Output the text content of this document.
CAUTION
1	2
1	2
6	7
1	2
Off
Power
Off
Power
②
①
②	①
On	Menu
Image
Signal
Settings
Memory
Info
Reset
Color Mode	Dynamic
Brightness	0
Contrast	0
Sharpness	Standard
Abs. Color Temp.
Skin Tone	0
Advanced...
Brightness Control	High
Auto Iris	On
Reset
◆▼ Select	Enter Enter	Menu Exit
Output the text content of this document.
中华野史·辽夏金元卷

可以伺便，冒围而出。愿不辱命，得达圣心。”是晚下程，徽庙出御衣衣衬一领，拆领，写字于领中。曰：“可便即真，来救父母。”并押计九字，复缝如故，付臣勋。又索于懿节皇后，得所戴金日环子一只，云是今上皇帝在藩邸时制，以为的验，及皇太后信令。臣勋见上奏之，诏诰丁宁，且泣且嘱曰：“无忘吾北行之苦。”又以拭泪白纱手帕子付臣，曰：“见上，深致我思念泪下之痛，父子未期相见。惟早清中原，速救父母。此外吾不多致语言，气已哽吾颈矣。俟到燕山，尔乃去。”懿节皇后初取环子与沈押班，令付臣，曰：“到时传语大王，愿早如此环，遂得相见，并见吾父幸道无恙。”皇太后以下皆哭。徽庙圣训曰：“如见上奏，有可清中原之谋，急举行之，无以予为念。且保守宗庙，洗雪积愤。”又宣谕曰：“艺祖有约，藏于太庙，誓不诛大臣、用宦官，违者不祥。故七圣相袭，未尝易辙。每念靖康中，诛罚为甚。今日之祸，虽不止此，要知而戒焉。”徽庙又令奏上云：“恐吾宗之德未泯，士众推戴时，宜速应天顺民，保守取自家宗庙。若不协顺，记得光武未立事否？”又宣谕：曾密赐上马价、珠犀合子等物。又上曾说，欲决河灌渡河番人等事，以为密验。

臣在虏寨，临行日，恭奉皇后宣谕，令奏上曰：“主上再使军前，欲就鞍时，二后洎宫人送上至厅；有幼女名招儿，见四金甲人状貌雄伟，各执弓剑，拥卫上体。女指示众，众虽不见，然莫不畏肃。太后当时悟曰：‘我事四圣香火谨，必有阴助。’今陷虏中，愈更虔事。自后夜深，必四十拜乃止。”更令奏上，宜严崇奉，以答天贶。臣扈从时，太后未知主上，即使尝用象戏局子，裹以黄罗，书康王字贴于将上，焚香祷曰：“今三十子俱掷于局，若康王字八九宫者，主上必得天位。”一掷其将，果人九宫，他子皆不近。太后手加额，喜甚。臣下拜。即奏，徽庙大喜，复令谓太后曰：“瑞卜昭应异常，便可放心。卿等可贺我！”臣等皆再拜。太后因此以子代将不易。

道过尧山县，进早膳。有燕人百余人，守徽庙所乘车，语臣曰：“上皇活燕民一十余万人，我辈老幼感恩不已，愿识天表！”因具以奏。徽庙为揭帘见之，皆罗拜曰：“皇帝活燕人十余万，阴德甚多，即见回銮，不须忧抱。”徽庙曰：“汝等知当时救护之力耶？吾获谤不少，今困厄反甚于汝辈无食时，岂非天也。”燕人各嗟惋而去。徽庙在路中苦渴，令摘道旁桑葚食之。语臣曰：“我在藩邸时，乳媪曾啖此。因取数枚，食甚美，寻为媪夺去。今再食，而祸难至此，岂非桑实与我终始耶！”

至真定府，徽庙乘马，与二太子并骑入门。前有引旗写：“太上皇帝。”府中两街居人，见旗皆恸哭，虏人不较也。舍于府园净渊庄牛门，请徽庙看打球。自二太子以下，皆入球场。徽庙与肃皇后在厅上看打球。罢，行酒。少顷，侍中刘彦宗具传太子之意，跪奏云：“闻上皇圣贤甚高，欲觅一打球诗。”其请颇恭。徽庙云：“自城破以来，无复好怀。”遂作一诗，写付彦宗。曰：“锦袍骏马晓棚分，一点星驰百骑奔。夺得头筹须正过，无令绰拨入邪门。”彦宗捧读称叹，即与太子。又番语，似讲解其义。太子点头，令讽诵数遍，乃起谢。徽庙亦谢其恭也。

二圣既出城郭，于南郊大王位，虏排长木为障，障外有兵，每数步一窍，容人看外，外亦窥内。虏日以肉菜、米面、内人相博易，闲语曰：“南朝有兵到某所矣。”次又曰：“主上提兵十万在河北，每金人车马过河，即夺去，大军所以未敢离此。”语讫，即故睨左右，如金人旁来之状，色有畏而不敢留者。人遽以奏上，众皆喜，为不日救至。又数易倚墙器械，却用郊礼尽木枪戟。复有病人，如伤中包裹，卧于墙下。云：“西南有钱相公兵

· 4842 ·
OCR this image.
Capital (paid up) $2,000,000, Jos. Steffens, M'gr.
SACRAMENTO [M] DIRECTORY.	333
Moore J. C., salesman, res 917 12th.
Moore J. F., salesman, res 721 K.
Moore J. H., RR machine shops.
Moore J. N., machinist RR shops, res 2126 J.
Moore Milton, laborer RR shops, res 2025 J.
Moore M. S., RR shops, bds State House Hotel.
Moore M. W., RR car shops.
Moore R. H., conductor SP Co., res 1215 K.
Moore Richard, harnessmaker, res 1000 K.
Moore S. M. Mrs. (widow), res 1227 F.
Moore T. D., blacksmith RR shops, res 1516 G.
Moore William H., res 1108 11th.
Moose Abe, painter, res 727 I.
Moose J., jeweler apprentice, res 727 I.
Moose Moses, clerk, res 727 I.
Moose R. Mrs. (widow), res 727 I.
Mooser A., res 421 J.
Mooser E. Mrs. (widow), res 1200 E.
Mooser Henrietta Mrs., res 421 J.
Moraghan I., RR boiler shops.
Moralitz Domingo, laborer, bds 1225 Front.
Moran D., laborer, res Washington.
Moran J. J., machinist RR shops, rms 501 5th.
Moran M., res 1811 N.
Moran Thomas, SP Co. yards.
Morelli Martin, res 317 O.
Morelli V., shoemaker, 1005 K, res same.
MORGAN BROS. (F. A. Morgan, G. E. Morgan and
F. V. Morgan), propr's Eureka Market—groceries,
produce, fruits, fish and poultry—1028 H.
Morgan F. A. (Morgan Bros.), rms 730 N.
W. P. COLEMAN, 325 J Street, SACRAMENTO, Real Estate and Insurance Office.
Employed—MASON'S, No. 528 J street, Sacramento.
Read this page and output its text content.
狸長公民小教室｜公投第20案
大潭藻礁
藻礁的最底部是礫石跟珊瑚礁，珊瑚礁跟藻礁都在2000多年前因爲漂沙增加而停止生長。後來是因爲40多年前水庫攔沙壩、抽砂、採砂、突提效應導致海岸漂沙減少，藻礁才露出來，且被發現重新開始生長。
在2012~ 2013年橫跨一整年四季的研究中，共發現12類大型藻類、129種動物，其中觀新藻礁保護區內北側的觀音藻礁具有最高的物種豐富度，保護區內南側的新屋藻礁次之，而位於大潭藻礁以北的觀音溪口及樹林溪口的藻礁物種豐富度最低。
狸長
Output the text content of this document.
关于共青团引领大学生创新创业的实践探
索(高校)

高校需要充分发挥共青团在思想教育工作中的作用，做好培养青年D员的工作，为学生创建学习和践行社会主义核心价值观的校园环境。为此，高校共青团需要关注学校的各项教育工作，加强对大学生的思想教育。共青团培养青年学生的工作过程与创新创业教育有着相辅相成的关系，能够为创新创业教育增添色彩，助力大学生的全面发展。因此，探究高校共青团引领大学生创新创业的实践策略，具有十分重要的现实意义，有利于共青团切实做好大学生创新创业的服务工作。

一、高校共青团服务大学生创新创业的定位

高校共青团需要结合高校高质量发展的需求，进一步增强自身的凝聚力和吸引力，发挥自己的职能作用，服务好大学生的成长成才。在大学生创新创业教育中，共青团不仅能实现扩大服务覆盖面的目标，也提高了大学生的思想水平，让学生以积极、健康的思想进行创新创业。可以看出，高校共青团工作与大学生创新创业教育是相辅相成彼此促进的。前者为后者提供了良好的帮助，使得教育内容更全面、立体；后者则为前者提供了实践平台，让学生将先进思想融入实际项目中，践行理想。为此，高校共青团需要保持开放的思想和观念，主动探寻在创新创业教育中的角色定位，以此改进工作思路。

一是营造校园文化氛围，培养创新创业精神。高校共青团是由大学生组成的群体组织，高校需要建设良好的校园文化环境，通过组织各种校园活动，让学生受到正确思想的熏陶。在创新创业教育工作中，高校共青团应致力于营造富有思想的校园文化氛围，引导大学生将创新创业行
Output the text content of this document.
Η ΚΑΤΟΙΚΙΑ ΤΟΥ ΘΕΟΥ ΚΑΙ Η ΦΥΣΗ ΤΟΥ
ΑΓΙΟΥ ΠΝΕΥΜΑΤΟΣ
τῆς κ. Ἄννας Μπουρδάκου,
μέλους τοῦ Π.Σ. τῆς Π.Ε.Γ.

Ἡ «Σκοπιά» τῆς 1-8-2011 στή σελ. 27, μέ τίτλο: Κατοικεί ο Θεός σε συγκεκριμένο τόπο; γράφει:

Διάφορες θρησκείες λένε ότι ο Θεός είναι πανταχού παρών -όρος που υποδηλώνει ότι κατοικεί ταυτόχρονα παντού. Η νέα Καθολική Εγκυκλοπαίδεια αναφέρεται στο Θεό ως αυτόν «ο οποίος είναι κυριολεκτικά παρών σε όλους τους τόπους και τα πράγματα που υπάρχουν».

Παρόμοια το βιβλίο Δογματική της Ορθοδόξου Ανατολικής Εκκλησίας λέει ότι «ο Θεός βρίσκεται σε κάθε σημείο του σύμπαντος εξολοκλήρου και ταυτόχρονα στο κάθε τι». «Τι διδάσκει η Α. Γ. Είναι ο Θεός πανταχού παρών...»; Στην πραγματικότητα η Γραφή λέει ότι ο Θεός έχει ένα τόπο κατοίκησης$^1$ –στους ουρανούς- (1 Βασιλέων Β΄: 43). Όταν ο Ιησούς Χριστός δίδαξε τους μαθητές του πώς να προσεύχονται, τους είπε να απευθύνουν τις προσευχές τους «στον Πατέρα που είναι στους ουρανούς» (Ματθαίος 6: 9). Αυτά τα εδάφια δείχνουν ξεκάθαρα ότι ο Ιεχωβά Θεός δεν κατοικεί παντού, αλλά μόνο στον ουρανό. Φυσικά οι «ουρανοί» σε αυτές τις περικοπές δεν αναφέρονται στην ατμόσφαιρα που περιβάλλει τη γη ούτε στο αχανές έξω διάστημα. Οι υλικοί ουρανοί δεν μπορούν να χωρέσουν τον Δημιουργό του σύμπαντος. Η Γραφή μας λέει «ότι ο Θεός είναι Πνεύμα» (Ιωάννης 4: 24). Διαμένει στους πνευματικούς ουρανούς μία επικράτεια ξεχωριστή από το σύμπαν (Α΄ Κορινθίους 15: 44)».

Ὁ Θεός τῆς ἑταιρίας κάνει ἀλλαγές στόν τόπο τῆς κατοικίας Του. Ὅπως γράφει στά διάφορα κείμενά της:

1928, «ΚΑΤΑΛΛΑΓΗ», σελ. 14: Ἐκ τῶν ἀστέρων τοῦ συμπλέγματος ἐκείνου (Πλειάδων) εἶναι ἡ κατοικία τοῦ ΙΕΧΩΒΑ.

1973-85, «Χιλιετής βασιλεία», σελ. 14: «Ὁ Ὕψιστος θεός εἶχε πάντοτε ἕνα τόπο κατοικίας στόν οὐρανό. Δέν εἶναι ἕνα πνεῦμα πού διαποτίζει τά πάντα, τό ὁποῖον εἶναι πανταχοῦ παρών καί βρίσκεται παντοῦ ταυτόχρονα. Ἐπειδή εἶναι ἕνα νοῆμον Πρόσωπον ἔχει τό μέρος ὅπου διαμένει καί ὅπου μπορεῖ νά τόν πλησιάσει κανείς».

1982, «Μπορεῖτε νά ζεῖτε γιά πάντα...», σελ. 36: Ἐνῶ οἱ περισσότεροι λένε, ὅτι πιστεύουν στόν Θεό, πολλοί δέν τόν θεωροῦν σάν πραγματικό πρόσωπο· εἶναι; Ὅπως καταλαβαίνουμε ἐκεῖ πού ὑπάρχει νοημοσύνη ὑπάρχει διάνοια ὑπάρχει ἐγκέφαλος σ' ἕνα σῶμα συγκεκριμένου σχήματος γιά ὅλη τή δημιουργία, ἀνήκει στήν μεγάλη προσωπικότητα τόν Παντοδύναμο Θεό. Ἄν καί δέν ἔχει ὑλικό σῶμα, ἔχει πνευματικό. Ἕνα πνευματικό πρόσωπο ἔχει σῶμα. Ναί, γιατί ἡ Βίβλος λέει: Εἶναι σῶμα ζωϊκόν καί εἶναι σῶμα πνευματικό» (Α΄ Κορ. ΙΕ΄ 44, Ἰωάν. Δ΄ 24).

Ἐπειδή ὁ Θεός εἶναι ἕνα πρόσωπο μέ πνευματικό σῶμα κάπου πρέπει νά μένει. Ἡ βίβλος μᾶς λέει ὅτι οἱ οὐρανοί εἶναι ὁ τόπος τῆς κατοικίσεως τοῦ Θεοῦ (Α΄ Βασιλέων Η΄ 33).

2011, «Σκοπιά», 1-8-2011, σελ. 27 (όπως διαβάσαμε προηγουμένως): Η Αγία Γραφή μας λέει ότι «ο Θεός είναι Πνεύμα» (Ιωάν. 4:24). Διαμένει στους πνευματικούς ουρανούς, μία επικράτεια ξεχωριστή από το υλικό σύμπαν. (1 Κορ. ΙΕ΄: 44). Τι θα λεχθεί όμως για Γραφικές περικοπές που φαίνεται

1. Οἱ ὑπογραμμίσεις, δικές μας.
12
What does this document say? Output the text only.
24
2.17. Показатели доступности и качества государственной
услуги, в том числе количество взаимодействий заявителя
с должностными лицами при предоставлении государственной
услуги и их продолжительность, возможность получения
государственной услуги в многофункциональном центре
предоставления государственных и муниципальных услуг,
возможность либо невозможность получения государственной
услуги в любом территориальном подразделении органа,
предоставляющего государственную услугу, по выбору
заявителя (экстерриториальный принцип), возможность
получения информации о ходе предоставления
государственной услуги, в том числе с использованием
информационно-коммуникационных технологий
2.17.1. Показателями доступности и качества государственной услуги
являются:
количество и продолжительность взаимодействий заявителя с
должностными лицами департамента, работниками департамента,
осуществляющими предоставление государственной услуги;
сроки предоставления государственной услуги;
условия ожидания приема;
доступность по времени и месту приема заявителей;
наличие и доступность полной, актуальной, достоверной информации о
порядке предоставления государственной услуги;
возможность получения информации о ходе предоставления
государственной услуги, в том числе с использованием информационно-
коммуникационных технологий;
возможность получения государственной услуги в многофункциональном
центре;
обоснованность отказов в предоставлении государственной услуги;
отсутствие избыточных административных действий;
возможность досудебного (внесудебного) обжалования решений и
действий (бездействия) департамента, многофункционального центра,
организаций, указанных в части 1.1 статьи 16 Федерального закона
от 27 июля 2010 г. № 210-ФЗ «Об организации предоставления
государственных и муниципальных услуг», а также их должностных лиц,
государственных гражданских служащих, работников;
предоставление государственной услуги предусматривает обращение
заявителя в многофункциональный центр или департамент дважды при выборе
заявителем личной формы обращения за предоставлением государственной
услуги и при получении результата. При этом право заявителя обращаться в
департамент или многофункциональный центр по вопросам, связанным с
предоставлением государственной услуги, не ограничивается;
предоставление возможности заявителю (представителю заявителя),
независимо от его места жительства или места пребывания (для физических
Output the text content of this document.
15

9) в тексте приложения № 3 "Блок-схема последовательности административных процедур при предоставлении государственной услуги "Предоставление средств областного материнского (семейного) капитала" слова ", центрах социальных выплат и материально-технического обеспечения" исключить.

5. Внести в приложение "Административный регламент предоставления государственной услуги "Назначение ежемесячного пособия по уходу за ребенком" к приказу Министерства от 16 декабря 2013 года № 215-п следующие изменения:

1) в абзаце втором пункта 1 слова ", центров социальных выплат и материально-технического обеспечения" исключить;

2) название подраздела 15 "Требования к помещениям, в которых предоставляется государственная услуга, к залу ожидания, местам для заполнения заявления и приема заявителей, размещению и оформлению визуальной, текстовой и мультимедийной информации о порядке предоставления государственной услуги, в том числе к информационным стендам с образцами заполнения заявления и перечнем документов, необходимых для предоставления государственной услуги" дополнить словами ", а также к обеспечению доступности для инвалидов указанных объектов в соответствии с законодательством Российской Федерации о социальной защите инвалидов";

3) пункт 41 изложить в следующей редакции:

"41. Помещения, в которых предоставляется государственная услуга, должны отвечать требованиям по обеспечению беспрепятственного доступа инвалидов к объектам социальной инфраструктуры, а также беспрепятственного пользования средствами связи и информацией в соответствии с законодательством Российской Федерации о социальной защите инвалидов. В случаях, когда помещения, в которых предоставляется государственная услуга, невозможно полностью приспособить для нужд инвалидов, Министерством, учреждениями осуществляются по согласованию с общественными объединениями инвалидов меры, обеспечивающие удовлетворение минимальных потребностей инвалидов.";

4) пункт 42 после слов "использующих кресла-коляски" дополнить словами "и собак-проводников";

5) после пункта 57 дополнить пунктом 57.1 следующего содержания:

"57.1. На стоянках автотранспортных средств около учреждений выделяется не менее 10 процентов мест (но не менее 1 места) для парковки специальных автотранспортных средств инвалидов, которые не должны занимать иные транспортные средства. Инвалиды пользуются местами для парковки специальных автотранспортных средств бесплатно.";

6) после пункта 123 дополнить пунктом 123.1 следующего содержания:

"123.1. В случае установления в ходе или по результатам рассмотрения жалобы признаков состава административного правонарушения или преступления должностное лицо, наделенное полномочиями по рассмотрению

*Written instruction:*
Return each line of the listing that holds the string "предоставлением".

*The result:*
заявителем личной формы обращения за предоставлением государственной
предоставлением государственной услуги, не ограничивается;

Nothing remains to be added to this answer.